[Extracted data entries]
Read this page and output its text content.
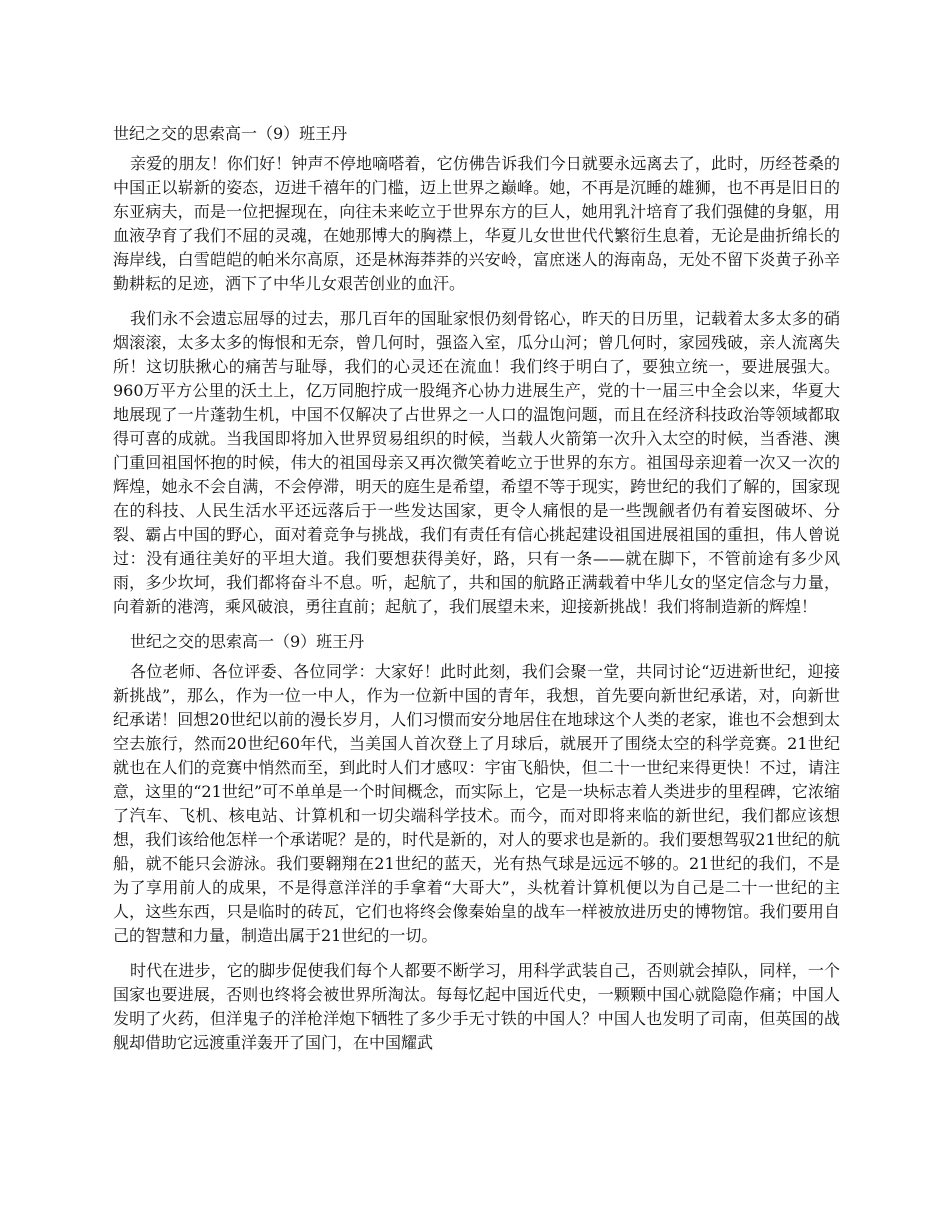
世纪之交的思索高一（9）班王丹

亲爱的朋友！你们好！钟声不停地嘀嗒着，它仿佛告诉我们今日就要永远离去了，此时，历经苍桑的中国正以崭新的姿态，迈进千禧年的门槛，迈上世界之巅峰。她，不再是沉睡的雄狮，也不再是旧日的东亚病夫，而是一位把握现在，向往未来屹立于世界东方的巨人，她用乳汁培育了我们强健的身躯，用血液孕育了我们不屈的灵魂，在她那博大的胸襟上，华夏儿女世世代代繁衍生息着，无论是曲折绵长的海岸线，白雪皑皑的帕米尔高原，还是林海莽莽的兴安岭，富庶迷人的海南岛，无处不留下炎黄子孙辛勤耕耘的足迹，洒下了中华儿女艰苦创业的血汗。

我们永不会遗忘屈辱的过去，那几百年的国耻家恨仍刻骨铭心，昨天的日历里，记载着太多太多的硝烟滚滚，太多太多的悔恨和无奈，曾几何时，强盗入室，瓜分山河；曾几何时，家园残破，亲人流离失所！这切肤揪心的痛苦与耻辱，我们的心灵还在流血！我们终于明白了，要独立统一，要进展强大。960万平方公里的沃土上，亿万同胞拧成一股绳齐心协力进展生产，党的十一届三中全会以来，华夏大地展现了一片蓬勃生机，中国不仅解决了占世界之一人口的温饱问题，而且在经济科技政治等领域都取得可喜的成就。当我国即将加入世界贸易组织的时候，当载人火箭第一次升入太空的时候，当香港、澳门重回祖国怀抱的时候，伟大的祖国母亲又再次微笑着屹立于世界的东方。祖国母亲迎着一次又一次的辉煌，她永不会自满，不会停滞，明天的庭生是希望，希望不等于现实，跨世纪的我们了解的，国家现在的科技、人民生活水平还远落后于一些发达国家，更令人痛恨的是一些觊觎者仍有着妄图破坏、分裂、霸占中国的野心，面对着竞争与挑战，我们有责任有信心挑起建设祖国进展祖国的重担，伟人曾说过：没有通往美好的平坦大道。我们要想获得美好，路，只有一条——就在脚下，不管前途有多少风雨，多少坎坷，我们都将奋斗不息。听，起航了，共和国的航路正满载着中华儿女的坚定信念与力量，向着新的港湾，乘风破浪，勇往直前；起航了，我们展望未来，迎接新挑战！我们将制造新的辉煌！

世纪之交的思索高一（9）班王丹

各位老师、各位评委、各位同学：大家好！此时此刻，我们会聚一堂，共同讨论“迈进新世纪，迎接新挑战”，那么，作为一位一中人，作为一位新中国的青年，我想，首先要向新世纪承诺，对，向新世纪承诺！回想20世纪以前的漫长岁月，人们习惯而安分地居住在地球这个人类的老家，谁也不会想到太空去旅行，然而20世纪60年代，当美国人首次登上了月球后，就展开了围绕太空的科学竞赛。21世纪就也在人们的竞赛中悄然而至，到此时人们才感叹：宇宙飞船快，但二十一世纪来得更快！不过，请注意，这里的“21世纪”可不单单是一个时间概念，而实际上，它是一块标志着人类进步的里程碑，它浓缩了汽车、飞机、核电站、计算机和一切尖端科学技术。而今，而对即将来临的新世纪，我们都应该想想，我们该给他怎样一个承诺呢？是的，时代是新的，对人的要求也是新的。我们要想驾驭21世纪的航船，就不能只会游泳。我们要翱翔在21世纪的蓝天，光有热气球是远远不够的。21世纪的我们，不是为了享用前人的成果，不是得意洋洋的手拿着“大哥大”，头枕着计算机便以为自己是二十一世纪的主人，这些东西，只是临时的砖瓦，它们也将终会像秦始皇的战车一样被放进历史的博物馆。我们要用自己的智慧和力量，制造出属于21世纪的一切。

时代在进步，它的脚步促使我们每个人都要不断学习，用科学武装自己，否则就会掉队，同样，一个国家也要进展，否则也终将会被世界所淘汰。每每忆起中国近代史，一颗颗中国心就隐隐作痛；中国人发明了火药，但洋鬼子的洋枪洋炮下牺牲了多少手无寸铁的中国人？中国人也发明了司南，但英国的战舰却借助它远渡重洋轰开了国门，在中国耀武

[Written problem] Restate the whole of the material word for word without the pictures.

[Result for this exercise]
Read this page and output its text content.
世纪之交的思索高一（9）班王丹

亲爱的朋友！你们好！钟声不停地嘀嗒着，它仿佛告诉我们今日就要永远离去了，此时，历经苍桑的中国正以崭新的姿态，迈进千禧年的门槛，迈上世界之巅峰。她，不再是沉睡的雄狮，也不再是旧日的东亚病夫，而是一位把握现在，向往未来屹立于世界东方的巨人，她用乳汁培育了我们强健的身躯，用血液孕育了我们不屈的灵魂，在她那博大的胸襟上，华夏儿女世世代代繁衍生息着，无论是曲折绵长的海岸线，白雪皑皑的帕米尔高原，还是林海莽莽的兴安岭，富庶迷人的海南岛，无处不留下炎黄子孙辛勤耕耘的足迹，洒下了中华儿女艰苦创业的血汗。

我们永不会遗忘屈辱的过去，那几百年的国耻家恨仍刻骨铭心，昨天的日历里，记载着太多太多的硝烟滚滚，太多太多的悔恨和无奈，曾几何时，强盗入室，瓜分山河；曾几何时，家园残破，亲人流离失所！这切肤揪心的痛苦与耻辱，我们的心灵还在流血！我们终于明白了，要独立统一，要进展强大。960万平方公里的沃土上，亿万同胞拧成一股绳齐心协力进展生产，党的十一届三中全会以来，华夏大地展现了一片蓬勃生机，中国不仅解决了占世界之一人口的温饱问题，而且在经济科技政治等领域都取得可喜的成就。当我国即将加入世界贸易组织的时候，当载人火箭第一次升入太空的时候，当香港、澳门重回祖国怀抱的时候，伟大的祖国母亲又再次微笑着屹立于世界的东方。祖国母亲迎着一次又一次的辉煌，她永不会自满，不会停滞，明天的庭生是希望，希望不等于现实，跨世纪的我们了解的，国家现在的科技、人民生活水平还远落后于一些发达国家，更令人痛恨的是一些觊觎者仍有着妄图破坏、分裂、霸占中国的野心，面对着竞争与挑战，我们有责任有信心挑起建设祖国进展祖国的重担，伟人曾说过：没有通往美好的平坦大道。我们要想获得美好，路，只有一条——就在脚下，不管前途有多少风雨，多少坎坷，我们都将奋斗不息。听，起航了，共和国的航路正满载着中华儿女的坚定信念与力量，向着新的港湾，乘风破浪，勇往直前；起航了，我们展望未来，迎接新挑战！我们将制造新的辉煌！

世纪之交的思索高一（9）班王丹

各位老师、各位评委、各位同学：大家好！此时此刻，我们会聚一堂，共同讨论“迈进新世纪，迎接新挑战”，那么，作为一位一中人，作为一位新中国的青年，我想，首先要向新世纪承诺，对，向新世纪承诺！回想20世纪以前的漫长岁月，人们习惯而安分地居住在地球这个人类的老家，谁也不会想到太空去旅行，然而20世纪60年代，当美国人首次登上了月球后，就展开了围绕太空的科学竞赛。21世纪就也在人们的竞赛中悄然而至，到此时人们才感叹：宇宙飞船快，但二十一世纪来得更快！不过，请注意，这里的“21世纪”可不单单是一个时间概念，而实际上，它是一块标志着人类进步的里程碑，它浓缩了汽车、飞机、核电站、计算机和一切尖端科学技术。而今，而对即将来临的新世纪，我们都应该想想，我们该给他怎样一个承诺呢？是的，时代是新的，对人的要求也是新的。我们要想驾驭21世纪的航船，就不能只会游泳。我们要翱翔在21世纪的蓝天，光有热气球是远远不够的。21世纪的我们，不是为了享用前人的成果，不是得意洋洋的手拿着“大哥大”，头枕着计算机便以为自己是二十一世纪的主人，这些东西，只是临时的砖瓦，它们也将终会像秦始皇的战车一样被放进历史的博物馆。我们要用自己的智慧和力量，制造出属于21世纪的一切。

时代在进步，它的脚步促使我们每个人都要不断学习，用科学武装自己，否则就会掉队，同样，一个国家也要进展，否则也终将会被世界所淘汰。每每忆起中国近代史，一颗颗中国心就隐隐作痛；中国人发明了火药，但洋鬼子的洋枪洋炮下牺牲了多少手无寸铁的中国人？中国人也发明了司南，但英国的战舰却借助它远渡重洋轰开了国门，在中国耀武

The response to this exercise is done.